● **Material shown**:
▬▬▬

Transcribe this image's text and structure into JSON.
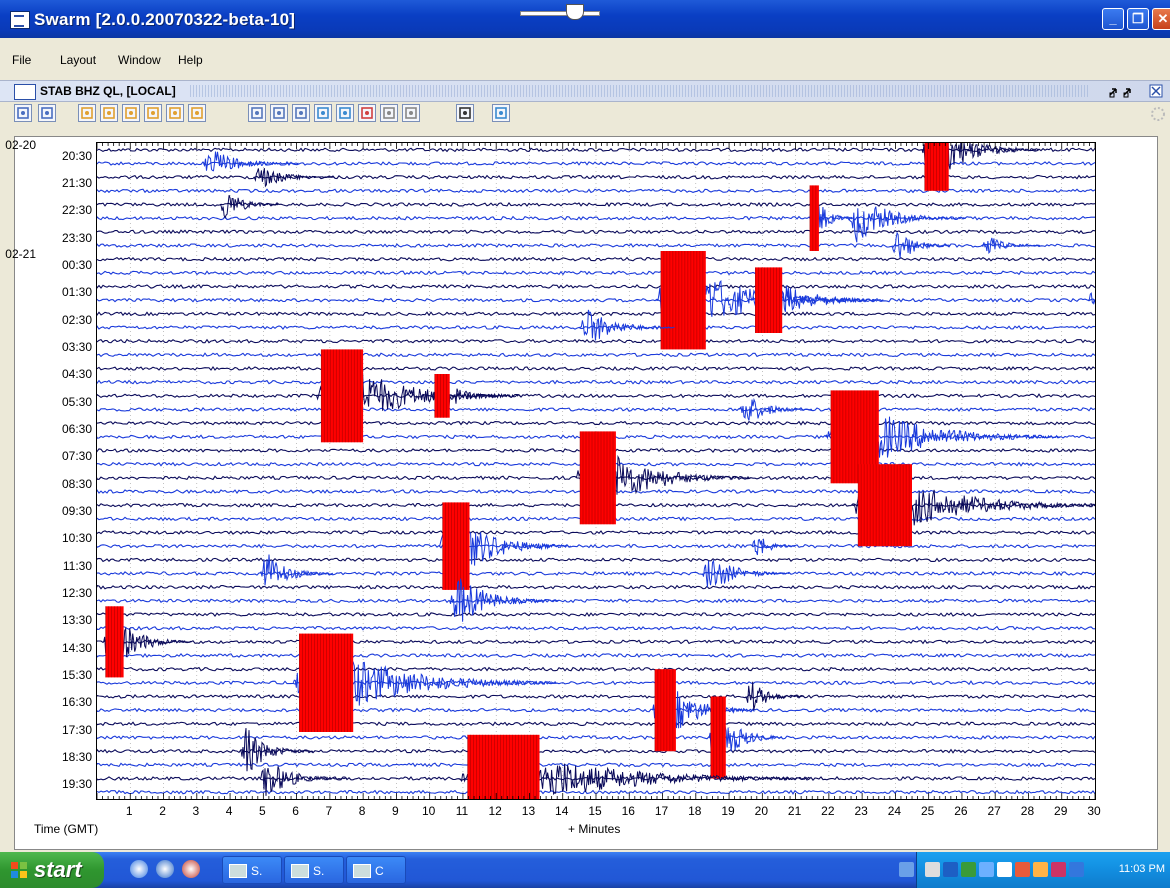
{
  "window": {
    "title": "Swarm [2.0.0.20070322-beta-10]",
    "minimize_icon": "minimize-icon",
    "maximize_icon": "maximize-icon",
    "close_icon": "close-icon"
  },
  "menu": {
    "items": [
      {
        "label": "File"
      },
      {
        "label": "Layout"
      },
      {
        "label": "Window"
      },
      {
        "label": "Help"
      }
    ]
  },
  "frame": {
    "title": "STAB BHZ QL, [LOCAL]"
  },
  "toolbar": {
    "zoom_slider_value": 0.6
  },
  "chart_data": {
    "type": "helicorder",
    "date_labels": [
      {
        "label": "02-20",
        "row": 0
      },
      {
        "label": "02-21",
        "row": 4
      }
    ],
    "row_labels": [
      "20:30",
      "21:30",
      "22:30",
      "23:30",
      "00:30",
      "01:30",
      "02:30",
      "03:30",
      "04:30",
      "05:30",
      "06:30",
      "07:30",
      "08:30",
      "09:30",
      "10:30",
      "11:30",
      "12:30",
      "13:30",
      "14:30",
      "15:30",
      "16:30",
      "17:30",
      "18:30",
      "19:30"
    ],
    "xticks": [
      "1",
      "2",
      "3",
      "4",
      "5",
      "6",
      "7",
      "8",
      "9",
      "10",
      "11",
      "12",
      "13",
      "14",
      "15",
      "16",
      "17",
      "18",
      "19",
      "20",
      "21",
      "22",
      "23",
      "24",
      "25",
      "26",
      "27",
      "28",
      "29",
      "30"
    ],
    "xlabel": "+ Minutes",
    "ylabel": "Time (GMT)",
    "xlim": [
      0,
      30
    ],
    "colors": {
      "trace_a": "#0a0a5a",
      "trace_b": "#1a3adb",
      "clip": "#ff0000"
    },
    "events": [
      {
        "minute": 24.8,
        "row": 0.0,
        "span": 1.6,
        "amp": 3.0,
        "clip": true
      },
      {
        "minute": 3.2,
        "row": 0.3,
        "span": 1.3,
        "amp": 1.2,
        "clip": false
      },
      {
        "minute": 4.7,
        "row": 1.2,
        "span": 1.1,
        "amp": 1.0,
        "clip": false
      },
      {
        "minute": 3.7,
        "row": 2.0,
        "span": 0.8,
        "amp": 1.4,
        "clip": false
      },
      {
        "minute": 21.4,
        "row": 2.4,
        "span": 0.6,
        "amp": 2.4,
        "clip": true
      },
      {
        "minute": 22.6,
        "row": 2.6,
        "span": 1.6,
        "amp": 1.8,
        "clip": false
      },
      {
        "minute": 23.9,
        "row": 3.3,
        "span": 0.8,
        "amp": 1.6,
        "clip": false
      },
      {
        "minute": 26.6,
        "row": 3.3,
        "span": 0.8,
        "amp": 0.9,
        "clip": false
      },
      {
        "minute": 16.8,
        "row": 5.6,
        "span": 3.0,
        "amp": 3.6,
        "clip": true
      },
      {
        "minute": 19.7,
        "row": 5.7,
        "span": 1.8,
        "amp": 2.4,
        "clip": true
      },
      {
        "minute": 14.5,
        "row": 6.3,
        "span": 1.3,
        "amp": 1.6,
        "clip": false
      },
      {
        "minute": 29.8,
        "row": 5.6,
        "span": 0.3,
        "amp": 1.2,
        "clip": false
      },
      {
        "minute": 6.6,
        "row": 9.1,
        "span": 2.8,
        "amp": 3.4,
        "clip": true
      },
      {
        "minute": 10.1,
        "row": 9.0,
        "span": 1.0,
        "amp": 1.6,
        "clip": true
      },
      {
        "minute": 19.3,
        "row": 9.6,
        "span": 1.0,
        "amp": 1.4,
        "clip": false
      },
      {
        "minute": 21.9,
        "row": 10.5,
        "span": 3.2,
        "amp": 3.4,
        "clip": true
      },
      {
        "minute": 14.4,
        "row": 12.2,
        "span": 2.4,
        "amp": 3.4,
        "clip": true
      },
      {
        "minute": 22.7,
        "row": 13.1,
        "span": 3.6,
        "amp": 3.0,
        "clip": true
      },
      {
        "minute": 10.3,
        "row": 14.4,
        "span": 1.8,
        "amp": 3.2,
        "clip": true
      },
      {
        "minute": 19.7,
        "row": 14.3,
        "span": 0.6,
        "amp": 1.2,
        "clip": false
      },
      {
        "minute": 4.9,
        "row": 15.6,
        "span": 1.0,
        "amp": 1.8,
        "clip": false
      },
      {
        "minute": 10.6,
        "row": 16.6,
        "span": 1.5,
        "amp": 2.0,
        "clip": false
      },
      {
        "minute": 18.2,
        "row": 15.7,
        "span": 1.2,
        "amp": 1.6,
        "clip": false
      },
      {
        "minute": 0.2,
        "row": 17.8,
        "span": 1.2,
        "amp": 2.6,
        "clip": true
      },
      {
        "minute": 5.9,
        "row": 19.6,
        "span": 3.6,
        "amp": 3.6,
        "clip": true
      },
      {
        "minute": 16.7,
        "row": 20.4,
        "span": 1.4,
        "amp": 3.0,
        "clip": true
      },
      {
        "minute": 18.4,
        "row": 21.4,
        "span": 1.0,
        "amp": 3.0,
        "clip": true
      },
      {
        "minute": 19.5,
        "row": 20.0,
        "span": 0.8,
        "amp": 1.4,
        "clip": false
      },
      {
        "minute": 4.3,
        "row": 21.9,
        "span": 1.0,
        "amp": 2.0,
        "clip": false
      },
      {
        "minute": 10.9,
        "row": 23.1,
        "span": 4.8,
        "amp": 3.2,
        "clip": true
      },
      {
        "minute": 4.9,
        "row": 23.2,
        "span": 1.2,
        "amp": 1.6,
        "clip": false
      }
    ]
  },
  "taskbar": {
    "start_label": "start",
    "tasks": [
      {
        "label": "S."
      },
      {
        "label": "S."
      },
      {
        "label": "C"
      }
    ],
    "clock": "11:03 PM"
  }
}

▬▬▬

● **Directions for this task**:
Identify every line above that includes the word "icon", and show those lines.

● **Response to the exercise**:
    "minimize_icon": "minimize-icon",
    "maximize_icon": "maximize-icon",
    "close_icon": "close-icon"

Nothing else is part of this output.